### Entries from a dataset
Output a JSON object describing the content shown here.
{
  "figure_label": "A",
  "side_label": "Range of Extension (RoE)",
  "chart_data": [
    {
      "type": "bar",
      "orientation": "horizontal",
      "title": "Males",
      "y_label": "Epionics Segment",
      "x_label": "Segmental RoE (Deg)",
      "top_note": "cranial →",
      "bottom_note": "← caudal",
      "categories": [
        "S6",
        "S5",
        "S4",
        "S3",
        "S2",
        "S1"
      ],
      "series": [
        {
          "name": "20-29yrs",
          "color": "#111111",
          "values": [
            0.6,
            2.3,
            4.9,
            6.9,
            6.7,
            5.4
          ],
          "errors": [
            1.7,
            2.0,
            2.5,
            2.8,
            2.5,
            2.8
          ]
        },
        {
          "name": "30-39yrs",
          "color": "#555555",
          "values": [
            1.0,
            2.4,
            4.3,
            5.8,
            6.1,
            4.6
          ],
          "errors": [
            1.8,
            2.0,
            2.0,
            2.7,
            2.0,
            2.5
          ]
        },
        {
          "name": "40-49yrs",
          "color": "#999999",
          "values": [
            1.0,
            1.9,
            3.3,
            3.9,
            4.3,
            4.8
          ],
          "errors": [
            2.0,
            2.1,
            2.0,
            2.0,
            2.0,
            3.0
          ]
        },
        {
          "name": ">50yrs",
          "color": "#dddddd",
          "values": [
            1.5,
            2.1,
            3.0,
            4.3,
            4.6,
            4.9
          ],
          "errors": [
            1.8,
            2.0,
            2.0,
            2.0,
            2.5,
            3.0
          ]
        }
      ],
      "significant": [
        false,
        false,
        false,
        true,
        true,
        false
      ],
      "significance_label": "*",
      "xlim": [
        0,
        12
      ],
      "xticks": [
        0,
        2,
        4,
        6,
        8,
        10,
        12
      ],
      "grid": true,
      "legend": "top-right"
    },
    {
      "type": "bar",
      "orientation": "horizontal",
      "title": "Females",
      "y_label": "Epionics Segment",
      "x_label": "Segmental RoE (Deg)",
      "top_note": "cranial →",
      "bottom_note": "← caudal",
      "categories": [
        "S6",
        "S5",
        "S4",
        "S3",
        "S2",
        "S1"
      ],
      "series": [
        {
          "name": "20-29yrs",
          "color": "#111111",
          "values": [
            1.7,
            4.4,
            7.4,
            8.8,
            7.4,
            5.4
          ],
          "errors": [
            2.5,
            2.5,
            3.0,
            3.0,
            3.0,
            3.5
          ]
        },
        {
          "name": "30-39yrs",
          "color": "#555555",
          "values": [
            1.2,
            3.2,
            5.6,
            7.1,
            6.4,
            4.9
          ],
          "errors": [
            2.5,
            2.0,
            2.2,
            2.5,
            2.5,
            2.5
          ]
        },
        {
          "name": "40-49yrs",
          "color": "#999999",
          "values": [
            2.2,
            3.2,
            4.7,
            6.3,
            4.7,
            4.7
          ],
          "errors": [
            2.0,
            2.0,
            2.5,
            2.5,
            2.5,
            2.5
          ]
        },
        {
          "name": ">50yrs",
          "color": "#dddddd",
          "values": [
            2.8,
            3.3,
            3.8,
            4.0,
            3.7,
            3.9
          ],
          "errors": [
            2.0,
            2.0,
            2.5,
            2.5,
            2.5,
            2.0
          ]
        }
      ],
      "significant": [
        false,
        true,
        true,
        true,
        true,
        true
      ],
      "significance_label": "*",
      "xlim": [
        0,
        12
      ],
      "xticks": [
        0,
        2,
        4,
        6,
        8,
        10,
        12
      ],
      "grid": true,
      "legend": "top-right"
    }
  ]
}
* * *
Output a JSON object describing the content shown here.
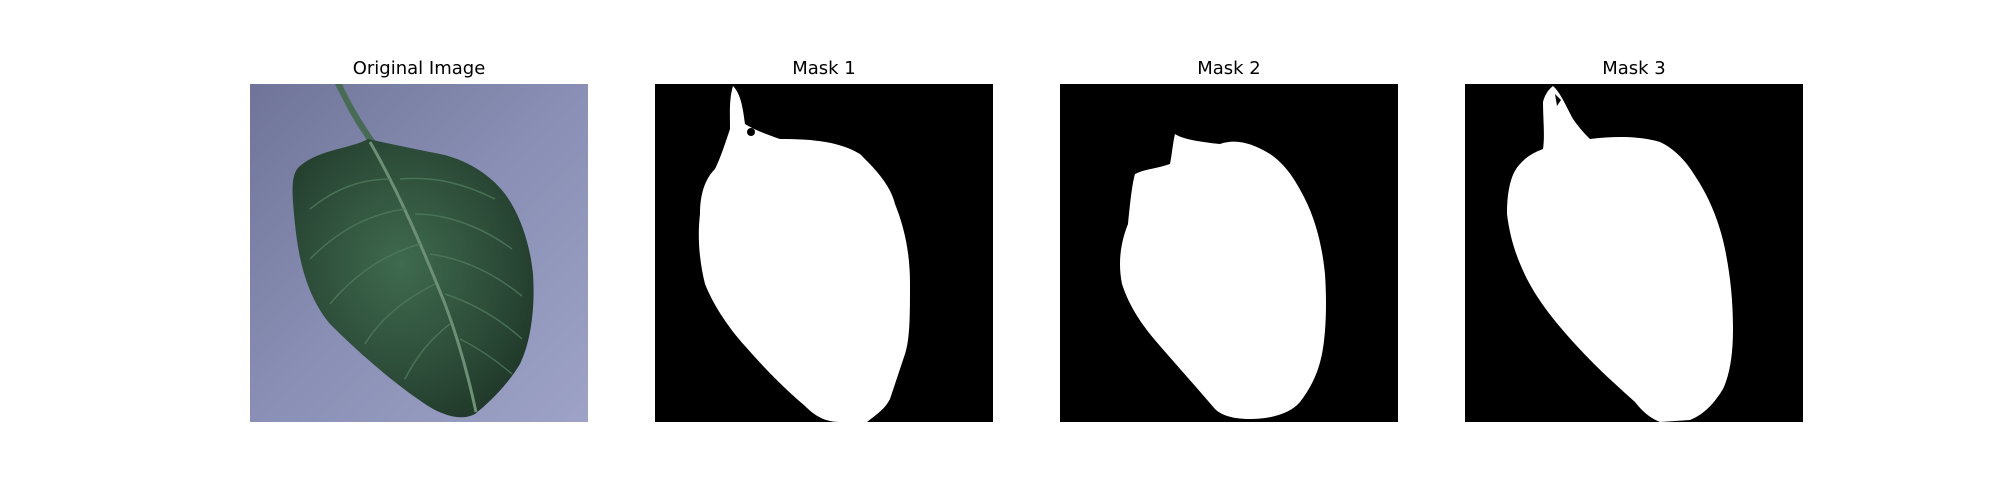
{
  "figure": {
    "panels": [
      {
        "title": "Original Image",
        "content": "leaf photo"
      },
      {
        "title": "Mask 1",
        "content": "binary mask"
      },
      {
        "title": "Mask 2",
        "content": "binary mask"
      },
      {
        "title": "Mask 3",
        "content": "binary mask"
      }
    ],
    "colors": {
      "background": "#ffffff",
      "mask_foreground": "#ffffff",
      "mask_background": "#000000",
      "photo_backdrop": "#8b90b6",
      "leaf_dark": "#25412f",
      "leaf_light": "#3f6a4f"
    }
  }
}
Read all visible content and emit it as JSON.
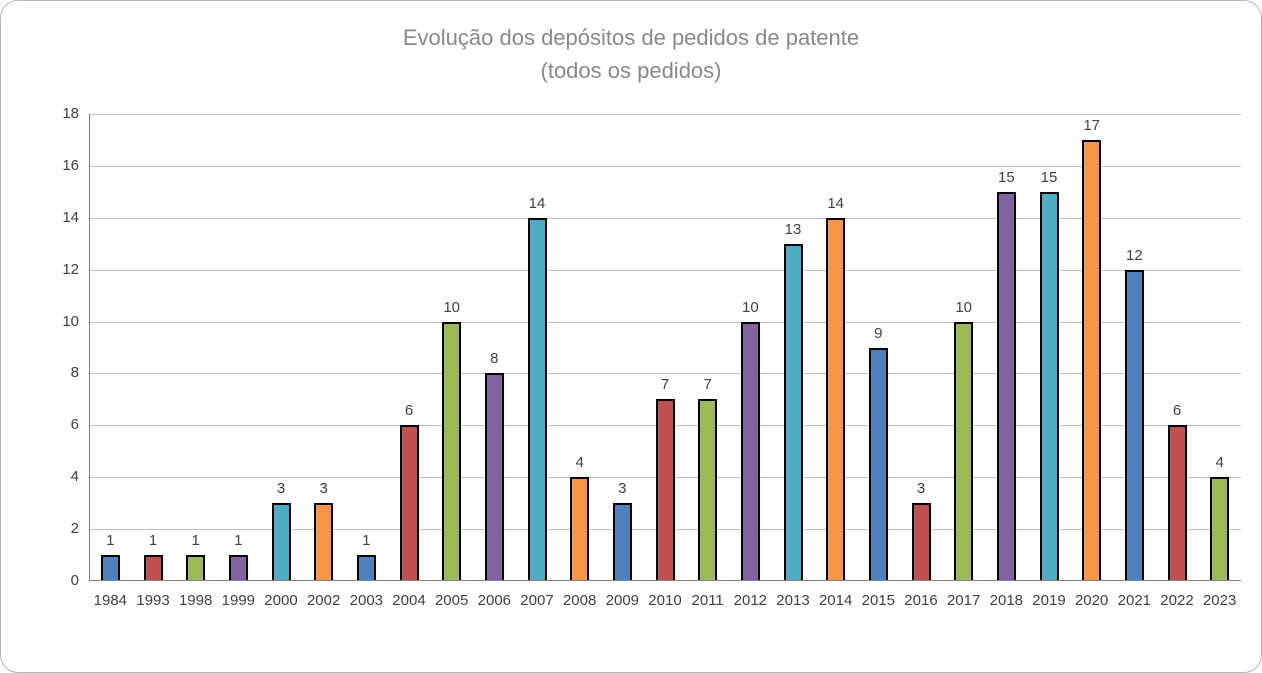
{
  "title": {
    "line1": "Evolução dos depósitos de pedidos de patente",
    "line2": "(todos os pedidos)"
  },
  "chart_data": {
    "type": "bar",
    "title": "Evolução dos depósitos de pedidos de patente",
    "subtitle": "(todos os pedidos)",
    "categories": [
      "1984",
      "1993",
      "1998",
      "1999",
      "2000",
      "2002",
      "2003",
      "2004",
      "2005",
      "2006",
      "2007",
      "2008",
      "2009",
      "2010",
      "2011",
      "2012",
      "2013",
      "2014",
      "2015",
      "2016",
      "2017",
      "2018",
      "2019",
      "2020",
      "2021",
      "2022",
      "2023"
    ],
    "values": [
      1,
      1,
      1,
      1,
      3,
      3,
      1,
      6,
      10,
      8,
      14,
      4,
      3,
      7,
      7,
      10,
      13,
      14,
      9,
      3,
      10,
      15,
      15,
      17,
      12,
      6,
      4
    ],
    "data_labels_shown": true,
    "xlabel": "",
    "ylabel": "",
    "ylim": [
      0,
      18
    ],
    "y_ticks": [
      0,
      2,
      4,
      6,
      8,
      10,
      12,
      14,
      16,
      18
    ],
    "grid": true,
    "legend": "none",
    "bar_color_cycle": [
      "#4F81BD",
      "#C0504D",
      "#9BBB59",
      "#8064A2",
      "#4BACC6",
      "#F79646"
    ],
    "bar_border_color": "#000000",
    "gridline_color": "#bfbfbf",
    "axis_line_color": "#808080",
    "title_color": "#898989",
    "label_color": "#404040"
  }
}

### WHAT THE TASK REQUIRES
Search the material above for "ffffff". Pull out each line where it shows up.

### COMPLETE RESPONSE
      "background": "#ffffff",
      "mask_foreground": "#ffffff",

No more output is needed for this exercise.